── RECORDS FOR THIS EXERCISE

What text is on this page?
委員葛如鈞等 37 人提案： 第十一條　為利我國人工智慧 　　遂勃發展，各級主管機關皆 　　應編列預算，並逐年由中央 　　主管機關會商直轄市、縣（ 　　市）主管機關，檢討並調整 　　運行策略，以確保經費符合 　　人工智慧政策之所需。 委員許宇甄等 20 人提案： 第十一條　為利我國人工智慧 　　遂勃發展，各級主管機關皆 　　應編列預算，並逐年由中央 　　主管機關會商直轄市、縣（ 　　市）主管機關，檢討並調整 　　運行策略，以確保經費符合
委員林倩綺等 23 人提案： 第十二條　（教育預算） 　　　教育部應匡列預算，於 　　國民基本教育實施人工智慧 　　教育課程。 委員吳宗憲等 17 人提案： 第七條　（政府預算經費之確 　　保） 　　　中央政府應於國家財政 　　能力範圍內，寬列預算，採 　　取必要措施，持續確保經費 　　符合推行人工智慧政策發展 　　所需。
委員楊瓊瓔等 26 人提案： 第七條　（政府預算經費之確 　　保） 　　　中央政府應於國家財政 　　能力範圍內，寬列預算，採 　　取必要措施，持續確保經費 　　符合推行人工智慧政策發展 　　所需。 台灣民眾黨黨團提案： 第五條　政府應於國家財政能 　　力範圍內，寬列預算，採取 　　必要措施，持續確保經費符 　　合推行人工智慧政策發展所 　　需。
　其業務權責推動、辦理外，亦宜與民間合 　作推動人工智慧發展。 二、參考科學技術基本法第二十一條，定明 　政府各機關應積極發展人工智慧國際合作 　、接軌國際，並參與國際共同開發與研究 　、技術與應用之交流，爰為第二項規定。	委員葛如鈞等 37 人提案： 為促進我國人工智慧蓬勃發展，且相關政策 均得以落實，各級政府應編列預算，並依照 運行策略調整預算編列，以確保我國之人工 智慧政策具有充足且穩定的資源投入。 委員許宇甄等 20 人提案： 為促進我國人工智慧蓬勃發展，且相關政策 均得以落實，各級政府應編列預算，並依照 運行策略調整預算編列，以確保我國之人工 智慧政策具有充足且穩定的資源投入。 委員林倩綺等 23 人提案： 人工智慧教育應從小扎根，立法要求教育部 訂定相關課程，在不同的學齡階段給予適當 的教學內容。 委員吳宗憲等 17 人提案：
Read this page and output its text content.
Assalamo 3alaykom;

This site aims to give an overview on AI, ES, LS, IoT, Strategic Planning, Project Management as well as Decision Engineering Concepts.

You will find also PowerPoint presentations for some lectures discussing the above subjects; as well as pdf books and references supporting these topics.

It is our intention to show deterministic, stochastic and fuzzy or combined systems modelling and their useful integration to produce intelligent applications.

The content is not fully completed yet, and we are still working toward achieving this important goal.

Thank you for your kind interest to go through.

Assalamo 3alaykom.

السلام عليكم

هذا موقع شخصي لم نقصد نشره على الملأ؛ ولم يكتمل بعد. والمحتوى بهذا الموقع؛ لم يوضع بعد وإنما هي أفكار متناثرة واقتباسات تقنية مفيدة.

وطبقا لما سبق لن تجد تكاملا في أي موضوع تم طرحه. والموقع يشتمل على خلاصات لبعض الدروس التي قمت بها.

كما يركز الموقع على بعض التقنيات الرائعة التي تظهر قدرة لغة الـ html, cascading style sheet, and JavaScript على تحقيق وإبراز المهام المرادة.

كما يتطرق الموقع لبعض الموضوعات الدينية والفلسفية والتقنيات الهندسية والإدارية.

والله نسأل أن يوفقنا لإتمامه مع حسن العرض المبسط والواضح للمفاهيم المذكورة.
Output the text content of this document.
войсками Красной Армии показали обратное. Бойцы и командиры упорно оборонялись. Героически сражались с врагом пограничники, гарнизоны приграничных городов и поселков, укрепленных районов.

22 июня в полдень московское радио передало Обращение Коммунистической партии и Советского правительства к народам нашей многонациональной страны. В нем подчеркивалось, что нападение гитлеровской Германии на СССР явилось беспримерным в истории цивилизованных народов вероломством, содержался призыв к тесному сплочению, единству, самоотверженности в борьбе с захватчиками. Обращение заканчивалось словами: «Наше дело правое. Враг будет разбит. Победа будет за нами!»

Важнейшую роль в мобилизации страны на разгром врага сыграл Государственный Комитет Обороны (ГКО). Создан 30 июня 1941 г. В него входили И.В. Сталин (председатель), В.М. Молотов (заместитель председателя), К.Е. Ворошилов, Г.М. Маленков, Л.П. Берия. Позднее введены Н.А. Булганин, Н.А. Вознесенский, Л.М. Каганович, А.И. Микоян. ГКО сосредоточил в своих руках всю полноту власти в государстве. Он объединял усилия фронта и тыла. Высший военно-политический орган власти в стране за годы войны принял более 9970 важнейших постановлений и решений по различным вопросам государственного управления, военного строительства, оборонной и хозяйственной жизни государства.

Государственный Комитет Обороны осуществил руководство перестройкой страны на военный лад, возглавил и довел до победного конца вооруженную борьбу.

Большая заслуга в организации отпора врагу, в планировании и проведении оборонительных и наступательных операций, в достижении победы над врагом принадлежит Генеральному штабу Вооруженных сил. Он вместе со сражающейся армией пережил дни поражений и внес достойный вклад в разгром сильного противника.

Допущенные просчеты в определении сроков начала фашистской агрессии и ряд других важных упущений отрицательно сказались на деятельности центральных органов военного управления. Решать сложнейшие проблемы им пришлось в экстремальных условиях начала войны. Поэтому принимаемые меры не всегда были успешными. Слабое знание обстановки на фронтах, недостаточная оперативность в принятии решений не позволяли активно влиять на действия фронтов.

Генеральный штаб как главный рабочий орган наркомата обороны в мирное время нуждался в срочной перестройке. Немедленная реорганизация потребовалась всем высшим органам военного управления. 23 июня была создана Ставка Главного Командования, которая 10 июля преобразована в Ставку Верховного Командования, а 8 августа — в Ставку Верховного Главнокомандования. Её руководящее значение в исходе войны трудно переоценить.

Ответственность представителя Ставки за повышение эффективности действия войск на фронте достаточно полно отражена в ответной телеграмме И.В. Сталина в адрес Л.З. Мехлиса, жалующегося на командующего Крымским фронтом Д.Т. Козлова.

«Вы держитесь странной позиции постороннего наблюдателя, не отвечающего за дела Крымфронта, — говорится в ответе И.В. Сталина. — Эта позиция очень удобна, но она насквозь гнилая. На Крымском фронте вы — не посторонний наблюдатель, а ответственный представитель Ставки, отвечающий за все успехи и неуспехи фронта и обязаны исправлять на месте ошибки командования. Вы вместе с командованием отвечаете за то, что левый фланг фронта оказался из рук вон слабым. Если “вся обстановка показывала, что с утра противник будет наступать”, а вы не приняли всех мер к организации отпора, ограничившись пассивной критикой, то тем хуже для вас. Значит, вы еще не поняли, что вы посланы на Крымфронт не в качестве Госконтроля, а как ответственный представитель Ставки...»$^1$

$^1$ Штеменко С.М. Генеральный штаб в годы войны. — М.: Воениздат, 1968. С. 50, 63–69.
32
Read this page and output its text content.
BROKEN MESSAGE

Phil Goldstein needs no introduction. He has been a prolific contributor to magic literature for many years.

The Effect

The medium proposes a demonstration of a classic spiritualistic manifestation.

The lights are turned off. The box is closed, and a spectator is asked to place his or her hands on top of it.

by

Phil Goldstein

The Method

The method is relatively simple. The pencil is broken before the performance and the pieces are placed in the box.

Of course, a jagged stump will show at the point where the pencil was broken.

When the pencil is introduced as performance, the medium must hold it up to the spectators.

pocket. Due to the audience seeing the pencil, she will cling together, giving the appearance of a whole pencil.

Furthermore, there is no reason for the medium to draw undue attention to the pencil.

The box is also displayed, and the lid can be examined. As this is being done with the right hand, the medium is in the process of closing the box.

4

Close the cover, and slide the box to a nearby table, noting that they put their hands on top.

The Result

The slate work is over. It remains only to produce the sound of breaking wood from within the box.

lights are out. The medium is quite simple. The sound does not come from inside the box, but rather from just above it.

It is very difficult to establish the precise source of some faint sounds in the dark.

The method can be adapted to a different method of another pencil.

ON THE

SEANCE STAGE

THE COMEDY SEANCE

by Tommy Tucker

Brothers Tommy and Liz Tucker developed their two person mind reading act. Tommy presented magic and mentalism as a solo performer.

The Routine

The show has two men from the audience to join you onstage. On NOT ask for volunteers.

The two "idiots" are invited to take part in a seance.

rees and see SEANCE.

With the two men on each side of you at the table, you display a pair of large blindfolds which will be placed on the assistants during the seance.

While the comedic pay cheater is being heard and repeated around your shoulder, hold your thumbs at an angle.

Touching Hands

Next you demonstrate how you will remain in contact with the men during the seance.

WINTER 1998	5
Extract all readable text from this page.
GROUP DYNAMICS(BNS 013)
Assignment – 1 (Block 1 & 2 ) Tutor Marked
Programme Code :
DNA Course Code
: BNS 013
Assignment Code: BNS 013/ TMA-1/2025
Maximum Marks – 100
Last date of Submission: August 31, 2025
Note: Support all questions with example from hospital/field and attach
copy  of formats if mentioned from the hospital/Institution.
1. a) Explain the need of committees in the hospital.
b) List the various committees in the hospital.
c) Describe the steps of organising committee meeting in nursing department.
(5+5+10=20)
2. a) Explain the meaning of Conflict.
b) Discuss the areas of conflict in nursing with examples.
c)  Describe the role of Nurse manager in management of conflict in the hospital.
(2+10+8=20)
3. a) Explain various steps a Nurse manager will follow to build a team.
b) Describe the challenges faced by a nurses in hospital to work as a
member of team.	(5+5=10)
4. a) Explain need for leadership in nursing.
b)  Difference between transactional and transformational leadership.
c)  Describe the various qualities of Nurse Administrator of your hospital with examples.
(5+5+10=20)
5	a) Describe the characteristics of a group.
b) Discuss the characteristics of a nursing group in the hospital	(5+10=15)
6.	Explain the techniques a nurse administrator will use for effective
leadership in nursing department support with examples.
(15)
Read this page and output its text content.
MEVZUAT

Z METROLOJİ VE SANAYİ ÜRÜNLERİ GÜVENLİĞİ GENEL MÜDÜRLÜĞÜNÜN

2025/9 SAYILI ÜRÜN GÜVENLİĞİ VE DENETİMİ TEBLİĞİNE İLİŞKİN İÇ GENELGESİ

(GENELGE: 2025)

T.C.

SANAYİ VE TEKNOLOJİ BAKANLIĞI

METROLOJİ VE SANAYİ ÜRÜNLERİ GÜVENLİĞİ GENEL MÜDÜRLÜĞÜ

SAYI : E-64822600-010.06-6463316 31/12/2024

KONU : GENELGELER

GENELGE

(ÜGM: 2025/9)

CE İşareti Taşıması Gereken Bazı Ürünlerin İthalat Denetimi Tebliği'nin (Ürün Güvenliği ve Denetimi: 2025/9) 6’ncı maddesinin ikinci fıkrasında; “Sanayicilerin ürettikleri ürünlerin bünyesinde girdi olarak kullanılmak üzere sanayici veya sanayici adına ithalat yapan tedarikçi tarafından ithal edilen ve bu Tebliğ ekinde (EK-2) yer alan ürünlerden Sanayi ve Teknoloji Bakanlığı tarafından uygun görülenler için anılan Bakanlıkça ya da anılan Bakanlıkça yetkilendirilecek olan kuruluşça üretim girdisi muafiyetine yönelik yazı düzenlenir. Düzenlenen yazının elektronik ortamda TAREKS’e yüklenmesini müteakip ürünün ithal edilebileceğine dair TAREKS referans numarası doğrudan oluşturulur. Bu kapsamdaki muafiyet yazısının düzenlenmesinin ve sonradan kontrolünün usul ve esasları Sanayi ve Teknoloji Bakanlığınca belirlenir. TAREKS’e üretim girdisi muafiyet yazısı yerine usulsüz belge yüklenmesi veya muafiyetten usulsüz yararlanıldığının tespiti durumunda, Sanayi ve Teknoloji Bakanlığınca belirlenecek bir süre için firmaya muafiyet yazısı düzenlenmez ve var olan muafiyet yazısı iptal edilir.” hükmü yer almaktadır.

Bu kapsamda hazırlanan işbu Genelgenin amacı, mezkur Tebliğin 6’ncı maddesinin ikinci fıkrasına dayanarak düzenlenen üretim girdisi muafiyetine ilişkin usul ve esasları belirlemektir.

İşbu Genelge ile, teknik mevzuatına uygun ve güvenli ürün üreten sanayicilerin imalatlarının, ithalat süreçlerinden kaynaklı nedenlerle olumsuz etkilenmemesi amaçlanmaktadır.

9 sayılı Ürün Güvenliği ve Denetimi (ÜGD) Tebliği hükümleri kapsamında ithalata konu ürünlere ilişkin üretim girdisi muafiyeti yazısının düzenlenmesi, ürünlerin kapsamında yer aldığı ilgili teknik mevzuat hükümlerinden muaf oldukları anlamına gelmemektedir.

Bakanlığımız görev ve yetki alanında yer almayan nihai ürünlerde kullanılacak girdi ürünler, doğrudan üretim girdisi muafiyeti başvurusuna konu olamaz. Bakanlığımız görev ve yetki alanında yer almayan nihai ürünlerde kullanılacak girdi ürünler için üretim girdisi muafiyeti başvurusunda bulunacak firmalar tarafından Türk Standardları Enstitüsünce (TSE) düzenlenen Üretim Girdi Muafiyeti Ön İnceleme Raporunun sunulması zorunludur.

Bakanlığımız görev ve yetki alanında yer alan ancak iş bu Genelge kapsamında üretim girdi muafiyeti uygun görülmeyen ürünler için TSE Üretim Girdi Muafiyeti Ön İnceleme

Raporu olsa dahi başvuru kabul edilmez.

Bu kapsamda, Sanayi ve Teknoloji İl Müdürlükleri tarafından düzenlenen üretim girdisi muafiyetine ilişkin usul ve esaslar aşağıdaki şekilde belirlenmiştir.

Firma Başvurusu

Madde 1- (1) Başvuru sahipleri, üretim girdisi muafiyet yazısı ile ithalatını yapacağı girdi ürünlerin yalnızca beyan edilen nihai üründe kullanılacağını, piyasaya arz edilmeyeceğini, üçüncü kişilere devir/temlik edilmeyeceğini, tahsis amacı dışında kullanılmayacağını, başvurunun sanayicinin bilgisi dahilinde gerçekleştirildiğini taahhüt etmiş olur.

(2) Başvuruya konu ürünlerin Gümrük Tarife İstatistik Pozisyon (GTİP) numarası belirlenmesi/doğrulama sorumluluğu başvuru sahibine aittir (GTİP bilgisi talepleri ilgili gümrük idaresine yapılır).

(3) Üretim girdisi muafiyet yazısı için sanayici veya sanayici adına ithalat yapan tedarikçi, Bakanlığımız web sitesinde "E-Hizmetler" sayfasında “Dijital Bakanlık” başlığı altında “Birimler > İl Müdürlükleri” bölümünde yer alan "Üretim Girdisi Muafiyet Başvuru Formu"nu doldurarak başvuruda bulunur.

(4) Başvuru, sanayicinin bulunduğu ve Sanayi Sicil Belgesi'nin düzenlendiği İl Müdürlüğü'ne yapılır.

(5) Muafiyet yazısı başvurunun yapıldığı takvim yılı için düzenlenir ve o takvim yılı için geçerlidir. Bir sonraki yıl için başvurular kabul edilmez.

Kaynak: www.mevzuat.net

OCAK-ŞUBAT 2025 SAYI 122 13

────

- WHAT YOU ARE ASKED TO DO
Gather every line from the listing above in which the word "hospital" appears.

- ANSWER BELOW
Note: Support all questions with example from hospital/field and attach
copy  of formats if mentioned from the hospital/Institution.
1. a) Explain the need of committees in the hospital.
b) List the various committees in the hospital.
c)  Describe the role of Nurse manager in management of conflict in the hospital.
b) Describe the challenges faced by a nurses in hospital to work as a
c)  Describe the various qualities of Nurse Administrator of your hospital with examples.
b) Discuss the characteristics of a nursing group in the hospital	(5+10=15)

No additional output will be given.